--- TASK ITEM ---
Copy everything from "Amino acid abundance" down to "usages (Supplemental material)." in the passage on genetic code optimality, substituting "equal codon usage" for "uniform codon usage".

--- TEXT UNDER STUDY ---
Another example is the 5-mer S = CCGGU. In an alternative code with stop codons CCA, CCG, and CGG, this n-mer can only appear in one of the three reading frames (Fig. 2D). This is because two of the stop codons, CCG and CGG, overlap each other. In contrast, the real genetic code has the stop codons UAA, UAG, and UGA that do not overlap with themselves or with each other, no matter how they are frame shifted. Furthermore, frame-shifted versions of the real stop codons overlap with the codons of the most abundant amino acids. For example, the UGA stop codon in a −1 frame-shift message results in the di-codon NNU|GAN, where N is any nucleotide (Fig. 2B). The GAN codons encode Asp and Glu, which are among the three amino acids with the most abundant codons (Table 1). Therefore, n-mers with the letters UGA can be included with high probability in protein sequences without generating an in-frame stop. The same idea applies to the other two stop codons in the real code; this property occurs in only very few of the alternative genetic codes. In short, optimality for including arbitrary n-mer sequences within coding regions is due to stop codons that do not overlap each other, but which do overlap codons for abundant amino acids.

Table 1.
Amino acid abundance (average amino acid frequency over 134 organisms, sorted in decreasing order by codon abundance)

We calculated the probability of including all n-mer sequences for each alternative genetic code by summing up, for every n-mer sequence, the probabilities of all codon combinations that contain it (Fig. 2A; for details see Methods). The codon probabilities were determined according to the known amino acid frequencies in proteins (Table 1). The results presented in the main text are for uniform codon usage, but they apply to a wide range of different codon usages (Supplemental material).

We find that the real code shows significantly higher probabilities to include arbitrary sequences. The average of the logarithm of all n-mer probabilities is significantly higher in the real code than in the vast majority of alternative codes (Table 2), with a P-value < 0.05 for n-mer sequences with n greater than seven. In addition, the real code shows significantly higher probabilities to include the most difficult sequences (n-mers with the lowest probability of appearing in a coding region) than the vast majority of alternative codes (Fig. 2E; Table 2; Supplemental Fig. 4). For example, the average probability of including the 20% most difficult sequences is exceeded by only 3% of the alternative codes for 8-mers and 1% of the alternative codes for 9-mers. This property can be seen when examining the distribution of the n-mer probabilities of appearing within protein-coding sequences. In the real code there are significantly fewer n-mers with low probabilities (Fig. 2E).

Table 2.
Significance of the genetic code in representing arbitrary sequences

The optimality of the real genetic code relative to alternative codes seems to increase with the length of the n-mers (Fig. 2F). This is because as the length of the n-mers increases, the fraction of n-mers that include stop codons increases dramatically. Above n = 16, more than half of all n-mers include at least one stop codon. The real genetic code is able to include all n-mers with n < 11 in at least one, and often many combinations of amino acid codons. For n-mers of any length, the real code appears to exceed almost all of the alternative codes in its ability to include a large fraction of possible n-mers within coding regions (Fig. 2F; Table 2).

--- STUDY MATERIAL ---
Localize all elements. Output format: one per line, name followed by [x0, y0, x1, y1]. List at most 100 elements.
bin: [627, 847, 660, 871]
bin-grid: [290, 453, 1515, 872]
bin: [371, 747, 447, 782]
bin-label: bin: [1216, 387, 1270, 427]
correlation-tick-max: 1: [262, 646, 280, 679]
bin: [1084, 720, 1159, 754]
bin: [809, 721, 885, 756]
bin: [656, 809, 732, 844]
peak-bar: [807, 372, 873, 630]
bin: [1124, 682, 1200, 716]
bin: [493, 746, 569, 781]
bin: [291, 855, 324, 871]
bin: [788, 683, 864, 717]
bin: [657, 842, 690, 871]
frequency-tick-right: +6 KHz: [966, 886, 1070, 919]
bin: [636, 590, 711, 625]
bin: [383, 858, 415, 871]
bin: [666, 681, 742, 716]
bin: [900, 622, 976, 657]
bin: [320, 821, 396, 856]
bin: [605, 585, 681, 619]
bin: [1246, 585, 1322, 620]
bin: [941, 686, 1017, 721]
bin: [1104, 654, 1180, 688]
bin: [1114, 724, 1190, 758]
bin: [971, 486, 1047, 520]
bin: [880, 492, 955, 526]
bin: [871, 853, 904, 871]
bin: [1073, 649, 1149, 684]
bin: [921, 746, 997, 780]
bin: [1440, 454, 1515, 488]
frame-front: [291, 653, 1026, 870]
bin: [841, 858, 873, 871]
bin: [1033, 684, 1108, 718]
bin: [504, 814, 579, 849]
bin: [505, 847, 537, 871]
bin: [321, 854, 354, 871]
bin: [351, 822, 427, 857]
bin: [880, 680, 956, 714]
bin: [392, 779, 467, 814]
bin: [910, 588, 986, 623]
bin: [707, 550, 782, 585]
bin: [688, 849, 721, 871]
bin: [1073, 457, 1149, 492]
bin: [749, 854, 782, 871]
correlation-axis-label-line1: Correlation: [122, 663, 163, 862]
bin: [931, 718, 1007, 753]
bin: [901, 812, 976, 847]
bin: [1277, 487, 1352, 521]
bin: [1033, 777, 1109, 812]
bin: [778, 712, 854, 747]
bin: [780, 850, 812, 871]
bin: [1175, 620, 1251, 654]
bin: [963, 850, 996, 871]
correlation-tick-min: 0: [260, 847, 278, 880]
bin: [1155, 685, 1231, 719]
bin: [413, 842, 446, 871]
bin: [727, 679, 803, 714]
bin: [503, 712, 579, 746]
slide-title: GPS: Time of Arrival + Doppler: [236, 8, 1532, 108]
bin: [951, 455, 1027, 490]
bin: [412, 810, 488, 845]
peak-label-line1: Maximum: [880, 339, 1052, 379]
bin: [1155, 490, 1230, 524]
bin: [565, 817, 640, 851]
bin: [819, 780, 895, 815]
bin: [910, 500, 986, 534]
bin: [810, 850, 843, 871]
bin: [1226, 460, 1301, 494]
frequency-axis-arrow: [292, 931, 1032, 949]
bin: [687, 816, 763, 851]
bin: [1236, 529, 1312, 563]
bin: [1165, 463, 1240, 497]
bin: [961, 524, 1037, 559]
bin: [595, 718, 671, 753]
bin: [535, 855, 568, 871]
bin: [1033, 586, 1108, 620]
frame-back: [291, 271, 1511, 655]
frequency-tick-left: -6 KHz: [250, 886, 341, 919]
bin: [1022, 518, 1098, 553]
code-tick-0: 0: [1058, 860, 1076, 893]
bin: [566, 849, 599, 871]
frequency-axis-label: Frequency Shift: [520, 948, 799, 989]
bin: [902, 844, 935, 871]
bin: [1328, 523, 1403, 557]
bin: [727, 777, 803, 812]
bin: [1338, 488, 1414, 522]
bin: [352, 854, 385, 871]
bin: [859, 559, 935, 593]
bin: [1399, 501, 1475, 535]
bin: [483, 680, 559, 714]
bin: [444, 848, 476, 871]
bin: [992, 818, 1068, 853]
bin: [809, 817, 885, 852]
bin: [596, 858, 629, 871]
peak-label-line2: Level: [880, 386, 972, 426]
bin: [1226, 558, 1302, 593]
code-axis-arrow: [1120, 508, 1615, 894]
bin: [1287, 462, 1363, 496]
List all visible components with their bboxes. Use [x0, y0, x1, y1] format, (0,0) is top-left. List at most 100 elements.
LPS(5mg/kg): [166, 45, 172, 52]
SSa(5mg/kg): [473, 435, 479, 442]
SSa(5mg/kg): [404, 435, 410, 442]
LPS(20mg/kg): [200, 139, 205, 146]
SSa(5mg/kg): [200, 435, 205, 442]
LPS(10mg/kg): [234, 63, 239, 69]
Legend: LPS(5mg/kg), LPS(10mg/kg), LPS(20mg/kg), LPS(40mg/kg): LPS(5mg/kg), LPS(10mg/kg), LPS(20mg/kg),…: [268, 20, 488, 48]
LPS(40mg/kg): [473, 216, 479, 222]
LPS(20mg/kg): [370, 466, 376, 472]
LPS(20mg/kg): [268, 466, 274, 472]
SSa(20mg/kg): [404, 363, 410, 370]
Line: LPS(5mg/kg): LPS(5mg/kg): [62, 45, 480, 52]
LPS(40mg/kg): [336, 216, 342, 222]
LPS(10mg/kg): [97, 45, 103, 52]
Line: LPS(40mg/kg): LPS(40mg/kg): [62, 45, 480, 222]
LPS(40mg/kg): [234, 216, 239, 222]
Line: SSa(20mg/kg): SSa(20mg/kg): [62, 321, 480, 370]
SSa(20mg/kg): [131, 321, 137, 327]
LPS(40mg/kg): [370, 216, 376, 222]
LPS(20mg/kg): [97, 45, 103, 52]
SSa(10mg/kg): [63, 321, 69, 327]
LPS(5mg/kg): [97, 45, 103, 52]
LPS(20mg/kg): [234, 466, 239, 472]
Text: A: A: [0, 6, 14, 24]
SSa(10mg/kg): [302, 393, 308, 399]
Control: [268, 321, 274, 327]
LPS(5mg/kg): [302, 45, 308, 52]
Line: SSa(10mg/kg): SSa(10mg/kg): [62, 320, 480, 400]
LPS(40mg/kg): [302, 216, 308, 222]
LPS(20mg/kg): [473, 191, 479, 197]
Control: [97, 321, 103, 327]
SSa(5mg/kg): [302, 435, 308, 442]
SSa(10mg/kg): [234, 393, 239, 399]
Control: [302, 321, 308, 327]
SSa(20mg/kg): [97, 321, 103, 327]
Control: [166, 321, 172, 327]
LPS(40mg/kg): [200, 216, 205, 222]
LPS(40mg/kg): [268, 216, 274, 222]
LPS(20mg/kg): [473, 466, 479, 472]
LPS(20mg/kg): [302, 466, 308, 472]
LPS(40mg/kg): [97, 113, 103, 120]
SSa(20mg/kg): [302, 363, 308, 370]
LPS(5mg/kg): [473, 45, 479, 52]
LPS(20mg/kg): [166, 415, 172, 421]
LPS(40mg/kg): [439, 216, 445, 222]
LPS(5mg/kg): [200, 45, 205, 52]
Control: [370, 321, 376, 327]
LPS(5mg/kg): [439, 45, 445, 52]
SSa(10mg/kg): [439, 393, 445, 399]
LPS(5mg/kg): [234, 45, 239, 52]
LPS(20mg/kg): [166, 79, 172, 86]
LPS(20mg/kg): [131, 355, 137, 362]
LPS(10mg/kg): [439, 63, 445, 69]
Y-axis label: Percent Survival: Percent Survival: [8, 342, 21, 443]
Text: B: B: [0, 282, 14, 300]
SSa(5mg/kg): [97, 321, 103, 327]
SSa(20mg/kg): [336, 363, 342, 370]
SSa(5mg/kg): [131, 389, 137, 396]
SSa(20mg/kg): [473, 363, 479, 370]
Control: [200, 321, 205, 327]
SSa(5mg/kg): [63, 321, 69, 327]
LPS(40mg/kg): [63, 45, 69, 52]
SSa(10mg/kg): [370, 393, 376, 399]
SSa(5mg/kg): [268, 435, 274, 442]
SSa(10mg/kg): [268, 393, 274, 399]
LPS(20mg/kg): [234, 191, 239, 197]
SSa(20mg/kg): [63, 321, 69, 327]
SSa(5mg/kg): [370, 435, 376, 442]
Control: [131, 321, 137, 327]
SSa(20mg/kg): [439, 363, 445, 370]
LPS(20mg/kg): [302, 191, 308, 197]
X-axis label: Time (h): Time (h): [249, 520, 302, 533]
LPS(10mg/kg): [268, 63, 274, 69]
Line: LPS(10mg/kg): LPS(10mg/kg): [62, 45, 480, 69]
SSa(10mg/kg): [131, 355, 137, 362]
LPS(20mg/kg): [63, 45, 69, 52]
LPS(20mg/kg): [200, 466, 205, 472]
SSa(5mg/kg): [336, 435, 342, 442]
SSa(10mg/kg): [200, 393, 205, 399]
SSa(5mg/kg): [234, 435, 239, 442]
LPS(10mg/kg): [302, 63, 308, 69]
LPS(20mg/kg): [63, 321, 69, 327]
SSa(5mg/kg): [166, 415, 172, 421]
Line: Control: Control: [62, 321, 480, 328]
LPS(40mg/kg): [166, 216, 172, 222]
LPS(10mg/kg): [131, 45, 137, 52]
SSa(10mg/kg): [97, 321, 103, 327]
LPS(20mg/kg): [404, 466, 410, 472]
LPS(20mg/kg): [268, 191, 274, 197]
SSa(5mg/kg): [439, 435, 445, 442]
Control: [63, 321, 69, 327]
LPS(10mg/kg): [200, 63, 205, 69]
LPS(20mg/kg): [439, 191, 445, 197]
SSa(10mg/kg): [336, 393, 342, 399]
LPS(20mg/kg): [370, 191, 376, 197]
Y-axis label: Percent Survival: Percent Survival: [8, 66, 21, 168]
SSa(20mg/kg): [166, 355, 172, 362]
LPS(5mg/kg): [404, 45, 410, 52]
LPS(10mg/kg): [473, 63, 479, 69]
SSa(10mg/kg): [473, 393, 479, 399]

--- ANSWER SPACE ---
Amino acid abundance (average amino acid frequency over 134 organisms, sorted in decreasing order by codon abundance)

We calculated the probability of including all n-mer sequences for each alternative genetic code by summing up, for every n-mer sequence, the probabilities of all codon combinations that contain it (Fig. 2A; for details see Methods). The codon probabilities were determined according to the known amino acid frequencies in proteins (Table 1). The results presented in the main text are for equal codon usage, but they apply to a wide range of different codon usages (Supplemental material).